▶ RECORDS SHOWN:
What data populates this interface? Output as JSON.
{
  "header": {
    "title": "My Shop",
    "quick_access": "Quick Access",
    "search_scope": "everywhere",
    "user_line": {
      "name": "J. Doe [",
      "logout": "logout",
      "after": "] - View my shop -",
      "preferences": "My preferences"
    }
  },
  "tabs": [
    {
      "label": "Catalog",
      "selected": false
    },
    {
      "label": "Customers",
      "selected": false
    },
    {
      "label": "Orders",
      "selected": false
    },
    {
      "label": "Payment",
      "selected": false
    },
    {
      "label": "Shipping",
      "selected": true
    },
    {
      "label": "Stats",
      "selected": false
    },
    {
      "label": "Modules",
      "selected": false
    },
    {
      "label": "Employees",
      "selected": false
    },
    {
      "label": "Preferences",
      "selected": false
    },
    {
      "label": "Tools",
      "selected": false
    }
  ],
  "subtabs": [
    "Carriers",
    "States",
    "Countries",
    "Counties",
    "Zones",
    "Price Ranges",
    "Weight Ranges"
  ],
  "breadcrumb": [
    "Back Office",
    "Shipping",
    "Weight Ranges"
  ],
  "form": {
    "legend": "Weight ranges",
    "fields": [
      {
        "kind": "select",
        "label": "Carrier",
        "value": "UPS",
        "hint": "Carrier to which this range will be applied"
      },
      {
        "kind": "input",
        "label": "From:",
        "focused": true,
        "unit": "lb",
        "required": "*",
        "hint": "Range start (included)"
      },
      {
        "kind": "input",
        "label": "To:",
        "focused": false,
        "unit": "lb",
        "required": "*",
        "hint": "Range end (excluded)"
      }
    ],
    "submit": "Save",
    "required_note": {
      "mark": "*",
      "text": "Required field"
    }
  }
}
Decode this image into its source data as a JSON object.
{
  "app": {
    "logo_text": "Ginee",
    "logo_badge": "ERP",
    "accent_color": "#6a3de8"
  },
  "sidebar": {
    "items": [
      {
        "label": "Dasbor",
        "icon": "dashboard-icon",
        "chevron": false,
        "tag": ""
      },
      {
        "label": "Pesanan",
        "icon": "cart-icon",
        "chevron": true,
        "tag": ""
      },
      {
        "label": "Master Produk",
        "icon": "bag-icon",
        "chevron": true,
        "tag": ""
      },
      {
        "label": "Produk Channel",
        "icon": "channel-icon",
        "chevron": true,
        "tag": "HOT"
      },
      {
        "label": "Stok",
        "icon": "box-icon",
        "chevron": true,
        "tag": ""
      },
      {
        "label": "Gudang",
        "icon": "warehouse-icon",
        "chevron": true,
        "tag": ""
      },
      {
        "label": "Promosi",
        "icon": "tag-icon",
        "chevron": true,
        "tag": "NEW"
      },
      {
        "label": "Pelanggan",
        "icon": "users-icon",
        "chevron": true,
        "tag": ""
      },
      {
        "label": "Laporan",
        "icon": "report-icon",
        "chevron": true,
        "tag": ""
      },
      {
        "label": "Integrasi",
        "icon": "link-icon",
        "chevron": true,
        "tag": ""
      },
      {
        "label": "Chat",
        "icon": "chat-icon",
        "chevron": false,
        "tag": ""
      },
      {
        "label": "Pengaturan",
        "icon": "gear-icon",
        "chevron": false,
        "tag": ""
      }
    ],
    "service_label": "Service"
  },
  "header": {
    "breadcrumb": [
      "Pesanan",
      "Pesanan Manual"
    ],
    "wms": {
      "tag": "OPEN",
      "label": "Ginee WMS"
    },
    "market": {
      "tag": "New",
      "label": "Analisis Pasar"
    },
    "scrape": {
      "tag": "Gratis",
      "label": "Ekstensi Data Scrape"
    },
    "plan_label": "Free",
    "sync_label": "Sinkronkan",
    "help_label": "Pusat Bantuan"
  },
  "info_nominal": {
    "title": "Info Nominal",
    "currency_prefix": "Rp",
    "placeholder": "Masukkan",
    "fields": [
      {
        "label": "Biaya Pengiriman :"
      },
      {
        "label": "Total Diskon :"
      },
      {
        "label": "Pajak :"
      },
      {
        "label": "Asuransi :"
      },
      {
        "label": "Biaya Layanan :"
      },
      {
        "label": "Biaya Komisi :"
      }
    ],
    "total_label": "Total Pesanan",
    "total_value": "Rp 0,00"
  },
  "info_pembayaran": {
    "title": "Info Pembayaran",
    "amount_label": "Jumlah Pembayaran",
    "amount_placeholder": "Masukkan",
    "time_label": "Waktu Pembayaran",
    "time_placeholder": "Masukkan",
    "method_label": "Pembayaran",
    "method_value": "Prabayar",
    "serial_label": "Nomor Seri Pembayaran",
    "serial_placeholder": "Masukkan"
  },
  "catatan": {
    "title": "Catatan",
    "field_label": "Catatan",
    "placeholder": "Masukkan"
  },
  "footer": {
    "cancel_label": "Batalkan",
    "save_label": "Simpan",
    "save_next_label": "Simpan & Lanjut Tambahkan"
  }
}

▶ PROBLEM STATEMENT: The word "Masukkan" appears in how many lines of the data? Answer with only the number.

▶ THE ANSWER: 5